## Supplied data:
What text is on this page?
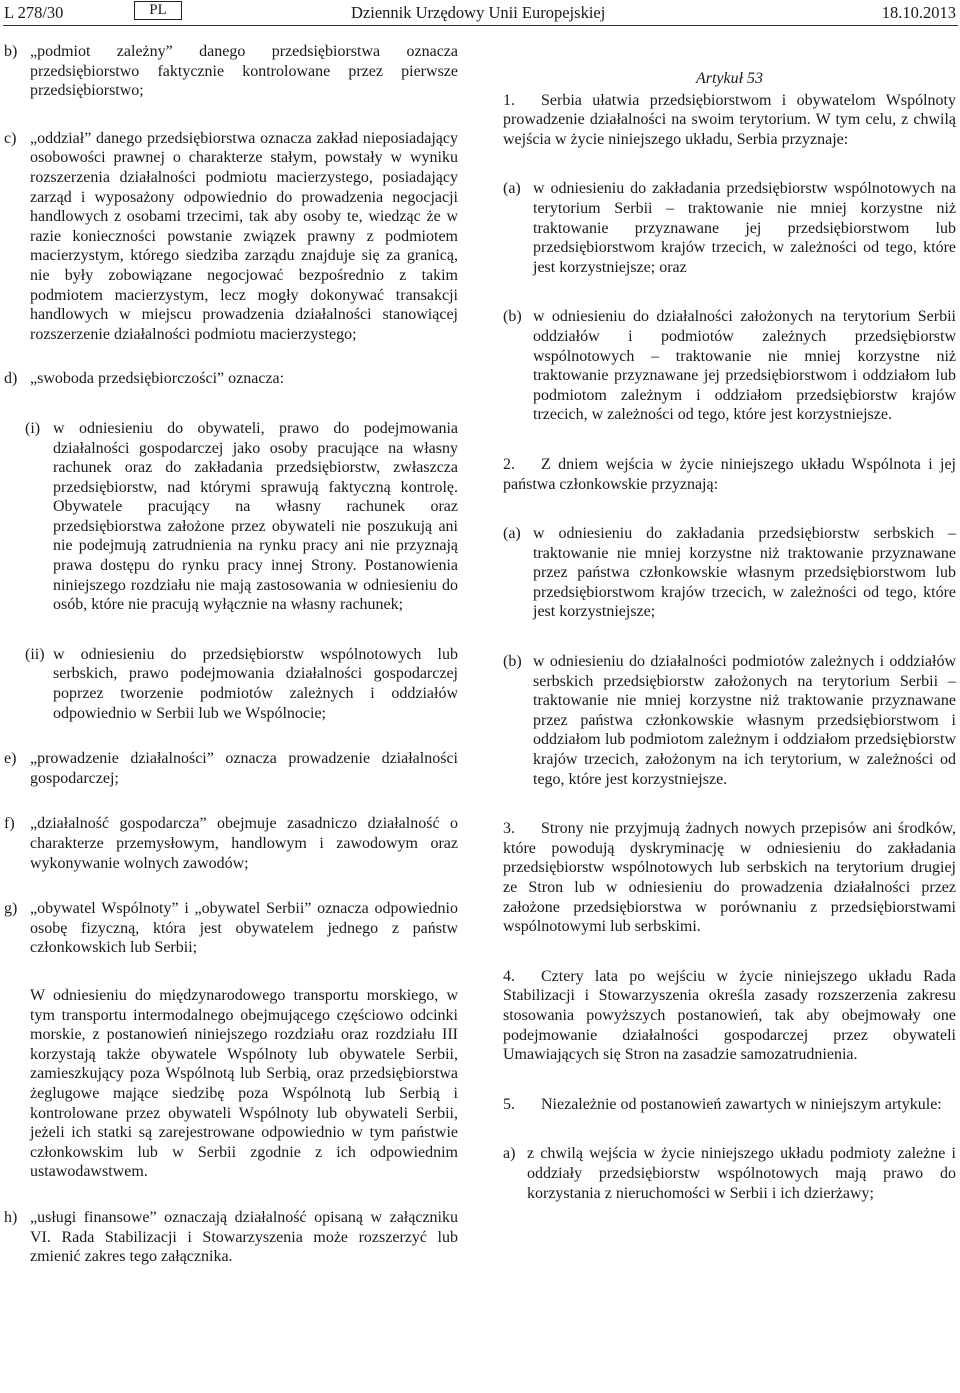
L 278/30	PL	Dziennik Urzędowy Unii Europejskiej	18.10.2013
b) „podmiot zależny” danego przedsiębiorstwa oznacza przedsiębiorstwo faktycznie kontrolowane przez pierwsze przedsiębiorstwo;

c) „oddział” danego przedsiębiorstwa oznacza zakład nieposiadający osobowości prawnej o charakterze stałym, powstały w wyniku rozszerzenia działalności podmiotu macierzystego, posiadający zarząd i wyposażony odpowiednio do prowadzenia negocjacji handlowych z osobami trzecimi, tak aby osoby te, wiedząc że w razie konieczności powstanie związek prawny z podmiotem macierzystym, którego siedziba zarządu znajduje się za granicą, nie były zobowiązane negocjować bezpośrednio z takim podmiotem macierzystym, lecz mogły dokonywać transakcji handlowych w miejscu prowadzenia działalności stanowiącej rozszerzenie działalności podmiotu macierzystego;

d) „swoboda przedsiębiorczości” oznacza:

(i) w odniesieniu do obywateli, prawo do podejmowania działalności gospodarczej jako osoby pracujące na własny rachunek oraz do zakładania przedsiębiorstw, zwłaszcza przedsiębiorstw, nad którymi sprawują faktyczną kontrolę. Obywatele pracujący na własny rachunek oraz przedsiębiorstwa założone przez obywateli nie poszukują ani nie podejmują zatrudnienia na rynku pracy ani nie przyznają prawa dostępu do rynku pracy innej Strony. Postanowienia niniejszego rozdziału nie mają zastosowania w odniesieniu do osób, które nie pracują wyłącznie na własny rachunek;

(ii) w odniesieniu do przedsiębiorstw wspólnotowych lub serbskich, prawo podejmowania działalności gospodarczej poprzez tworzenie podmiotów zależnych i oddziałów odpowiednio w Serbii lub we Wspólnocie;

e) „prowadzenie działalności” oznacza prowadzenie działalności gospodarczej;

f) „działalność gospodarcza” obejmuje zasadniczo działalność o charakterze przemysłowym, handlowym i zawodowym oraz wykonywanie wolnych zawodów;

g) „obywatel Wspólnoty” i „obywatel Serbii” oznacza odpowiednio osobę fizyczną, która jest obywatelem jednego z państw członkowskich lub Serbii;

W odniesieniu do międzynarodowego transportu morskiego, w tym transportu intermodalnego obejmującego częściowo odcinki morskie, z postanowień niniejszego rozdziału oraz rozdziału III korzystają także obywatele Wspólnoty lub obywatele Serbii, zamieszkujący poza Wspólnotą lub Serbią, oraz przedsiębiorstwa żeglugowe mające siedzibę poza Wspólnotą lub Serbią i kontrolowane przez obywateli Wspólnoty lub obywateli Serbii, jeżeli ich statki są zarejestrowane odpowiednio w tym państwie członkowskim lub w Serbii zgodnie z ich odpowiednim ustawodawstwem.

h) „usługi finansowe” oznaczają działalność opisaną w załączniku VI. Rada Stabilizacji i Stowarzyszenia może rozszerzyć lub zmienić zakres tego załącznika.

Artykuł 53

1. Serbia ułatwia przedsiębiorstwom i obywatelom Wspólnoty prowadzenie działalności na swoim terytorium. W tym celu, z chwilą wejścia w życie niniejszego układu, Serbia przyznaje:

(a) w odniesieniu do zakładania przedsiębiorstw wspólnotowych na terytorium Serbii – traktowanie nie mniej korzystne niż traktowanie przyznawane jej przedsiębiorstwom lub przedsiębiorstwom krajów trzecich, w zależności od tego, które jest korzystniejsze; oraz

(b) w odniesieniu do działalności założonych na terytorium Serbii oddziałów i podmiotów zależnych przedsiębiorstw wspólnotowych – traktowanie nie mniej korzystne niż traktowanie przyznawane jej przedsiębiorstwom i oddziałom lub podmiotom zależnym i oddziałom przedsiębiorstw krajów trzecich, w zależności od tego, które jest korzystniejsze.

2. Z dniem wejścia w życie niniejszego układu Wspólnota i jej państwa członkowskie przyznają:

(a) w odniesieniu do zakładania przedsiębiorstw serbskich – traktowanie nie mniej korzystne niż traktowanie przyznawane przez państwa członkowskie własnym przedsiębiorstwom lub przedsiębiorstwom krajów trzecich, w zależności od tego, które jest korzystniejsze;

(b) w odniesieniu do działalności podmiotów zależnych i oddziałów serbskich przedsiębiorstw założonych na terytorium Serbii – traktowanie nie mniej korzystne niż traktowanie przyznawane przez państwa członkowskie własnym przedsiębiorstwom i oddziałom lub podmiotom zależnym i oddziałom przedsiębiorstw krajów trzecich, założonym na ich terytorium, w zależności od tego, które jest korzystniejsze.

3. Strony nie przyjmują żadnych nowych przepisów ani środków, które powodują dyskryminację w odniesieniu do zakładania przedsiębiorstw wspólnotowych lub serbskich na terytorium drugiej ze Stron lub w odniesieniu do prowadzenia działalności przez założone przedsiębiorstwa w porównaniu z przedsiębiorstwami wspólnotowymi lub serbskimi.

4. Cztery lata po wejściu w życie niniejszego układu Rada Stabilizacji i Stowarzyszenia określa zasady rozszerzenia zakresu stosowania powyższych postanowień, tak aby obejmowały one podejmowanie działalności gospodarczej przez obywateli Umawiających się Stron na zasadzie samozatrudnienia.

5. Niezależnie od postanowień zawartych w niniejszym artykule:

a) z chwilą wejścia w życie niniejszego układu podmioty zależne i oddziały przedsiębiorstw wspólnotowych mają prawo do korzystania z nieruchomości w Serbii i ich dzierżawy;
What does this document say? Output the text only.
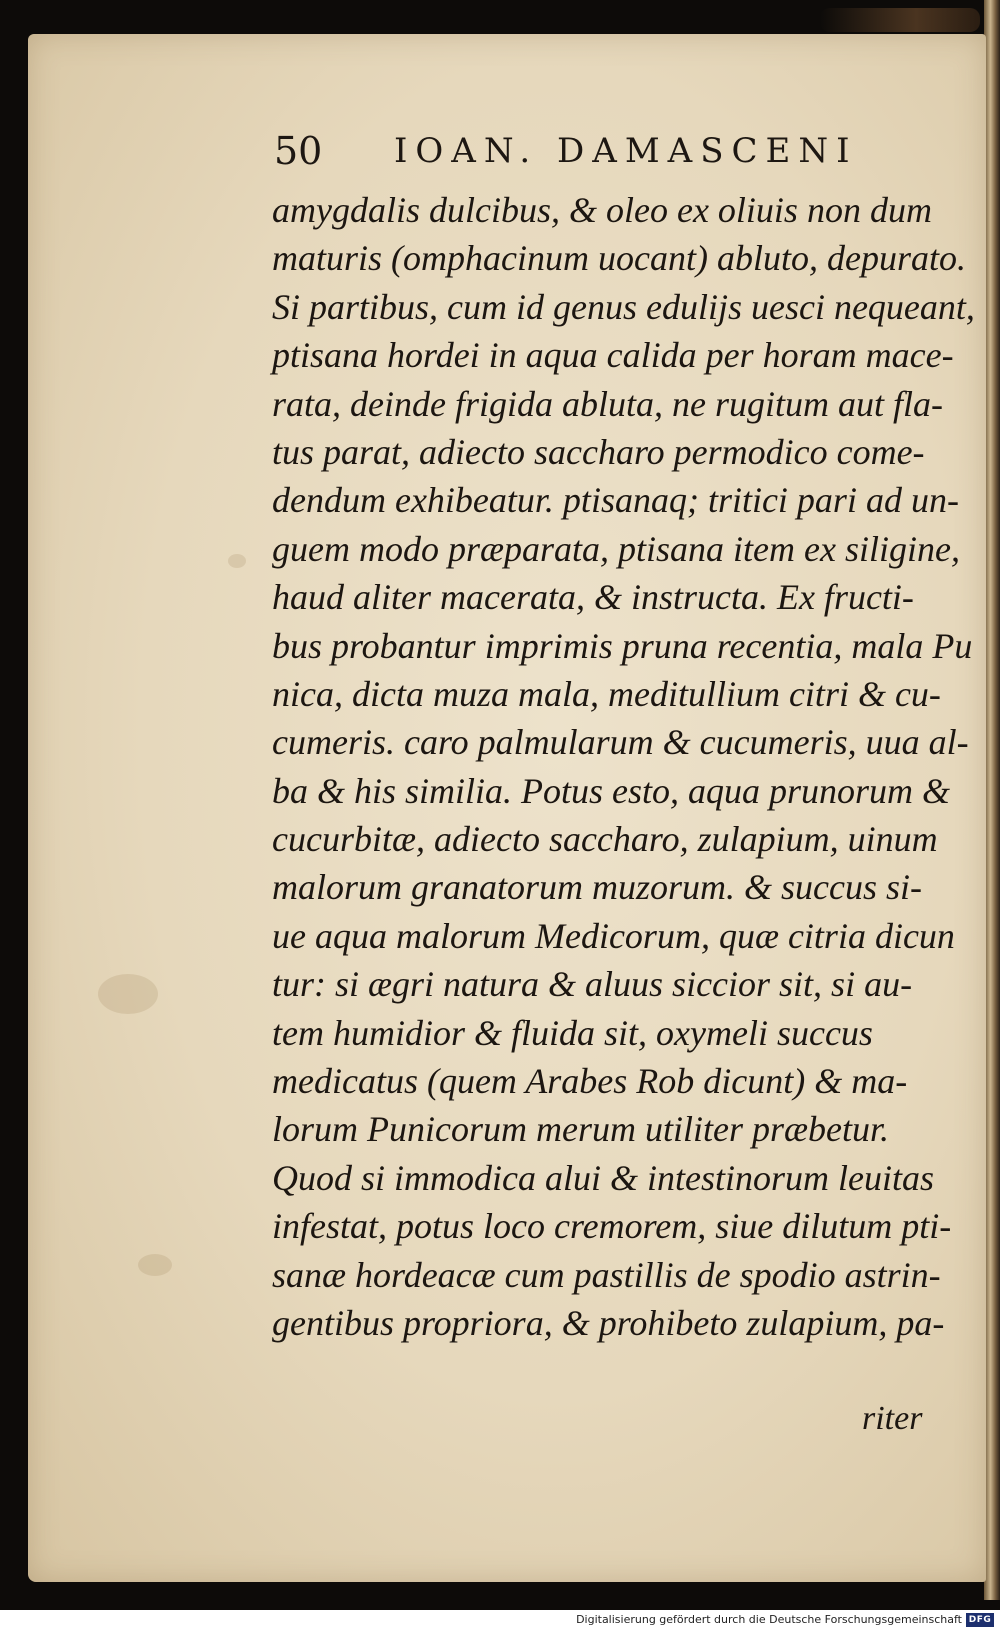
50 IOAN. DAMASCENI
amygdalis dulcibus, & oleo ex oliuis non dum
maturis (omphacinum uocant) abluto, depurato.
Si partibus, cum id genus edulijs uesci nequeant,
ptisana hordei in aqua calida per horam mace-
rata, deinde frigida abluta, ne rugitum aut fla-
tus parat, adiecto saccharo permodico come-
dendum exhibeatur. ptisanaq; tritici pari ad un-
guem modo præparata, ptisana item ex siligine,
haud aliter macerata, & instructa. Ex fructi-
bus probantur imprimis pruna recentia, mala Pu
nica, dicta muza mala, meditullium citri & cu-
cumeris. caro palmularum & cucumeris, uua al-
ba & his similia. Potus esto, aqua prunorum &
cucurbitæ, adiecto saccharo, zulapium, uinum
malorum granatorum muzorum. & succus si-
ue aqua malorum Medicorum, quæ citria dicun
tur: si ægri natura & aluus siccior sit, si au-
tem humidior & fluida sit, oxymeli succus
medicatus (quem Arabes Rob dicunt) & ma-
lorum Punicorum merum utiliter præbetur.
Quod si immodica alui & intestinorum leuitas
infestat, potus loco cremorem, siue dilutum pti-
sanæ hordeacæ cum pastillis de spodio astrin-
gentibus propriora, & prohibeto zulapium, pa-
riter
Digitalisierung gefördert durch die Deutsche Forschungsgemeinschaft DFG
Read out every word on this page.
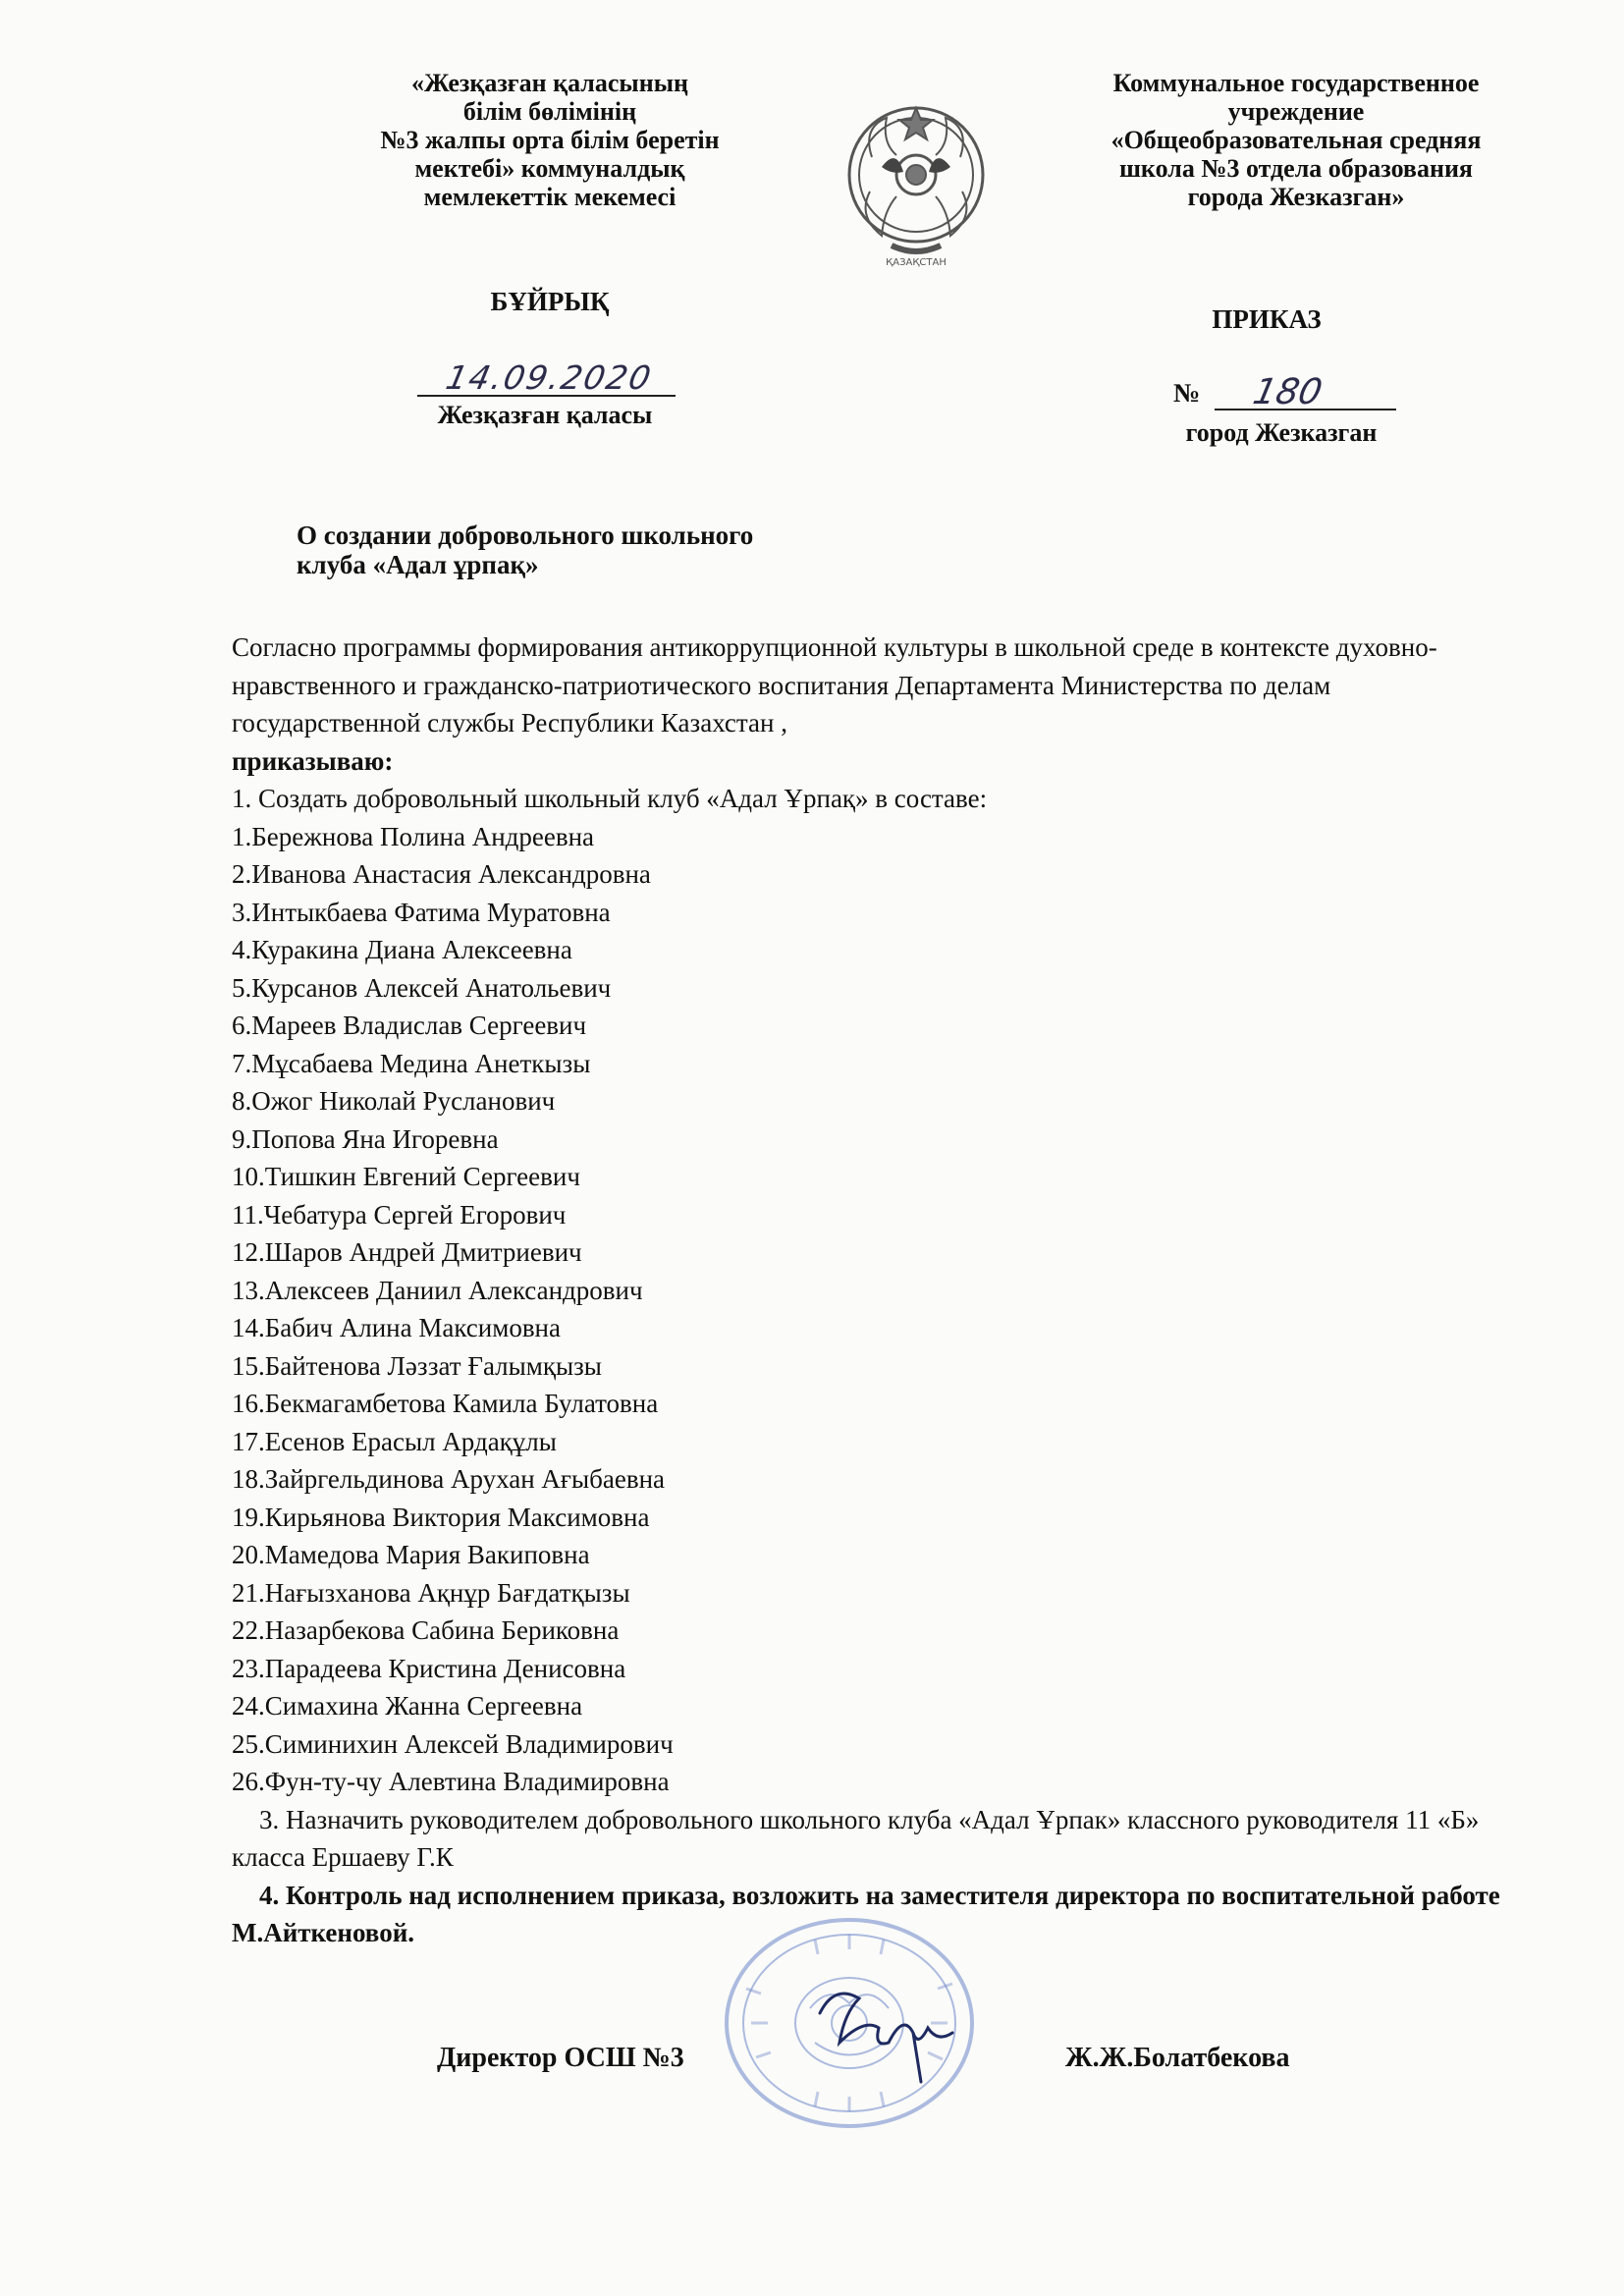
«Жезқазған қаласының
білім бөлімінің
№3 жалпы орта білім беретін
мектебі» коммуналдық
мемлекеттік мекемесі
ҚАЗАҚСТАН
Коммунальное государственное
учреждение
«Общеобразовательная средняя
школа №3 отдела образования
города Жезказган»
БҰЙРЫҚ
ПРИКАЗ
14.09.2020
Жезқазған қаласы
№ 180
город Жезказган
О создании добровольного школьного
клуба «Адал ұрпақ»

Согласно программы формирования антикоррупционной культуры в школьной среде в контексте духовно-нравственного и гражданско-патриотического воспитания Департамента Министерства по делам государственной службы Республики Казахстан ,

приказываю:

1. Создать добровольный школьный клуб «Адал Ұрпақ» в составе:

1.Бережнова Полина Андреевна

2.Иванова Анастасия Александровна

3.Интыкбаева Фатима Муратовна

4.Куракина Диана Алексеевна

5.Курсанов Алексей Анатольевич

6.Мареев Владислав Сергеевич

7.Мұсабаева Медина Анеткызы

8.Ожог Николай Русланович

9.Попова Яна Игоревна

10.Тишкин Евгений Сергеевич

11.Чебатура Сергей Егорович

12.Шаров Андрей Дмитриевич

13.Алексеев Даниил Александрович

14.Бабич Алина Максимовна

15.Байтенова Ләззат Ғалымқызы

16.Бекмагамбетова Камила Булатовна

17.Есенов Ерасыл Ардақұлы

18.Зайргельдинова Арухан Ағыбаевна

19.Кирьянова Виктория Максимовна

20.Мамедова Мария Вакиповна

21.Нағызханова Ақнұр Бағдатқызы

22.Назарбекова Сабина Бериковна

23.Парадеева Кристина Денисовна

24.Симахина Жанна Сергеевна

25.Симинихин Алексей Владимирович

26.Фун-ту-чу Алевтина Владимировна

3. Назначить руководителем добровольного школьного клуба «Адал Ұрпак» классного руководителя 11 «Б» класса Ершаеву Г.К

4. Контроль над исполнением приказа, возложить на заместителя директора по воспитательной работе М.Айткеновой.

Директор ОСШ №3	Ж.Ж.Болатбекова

## What is asked:
Scan the material above for the string "Адал" and return the lines that hold it.

## Correct response:
клуба «Адал ұрпақ»
1. Создать добровольный школьный клуб «Адал Ұрпақ» в составе:
3. Назначить руководителем добровольного школьного клуба «Адал Ұрпак» классного руководителя 11 «Б» класса Ершаеву Г.К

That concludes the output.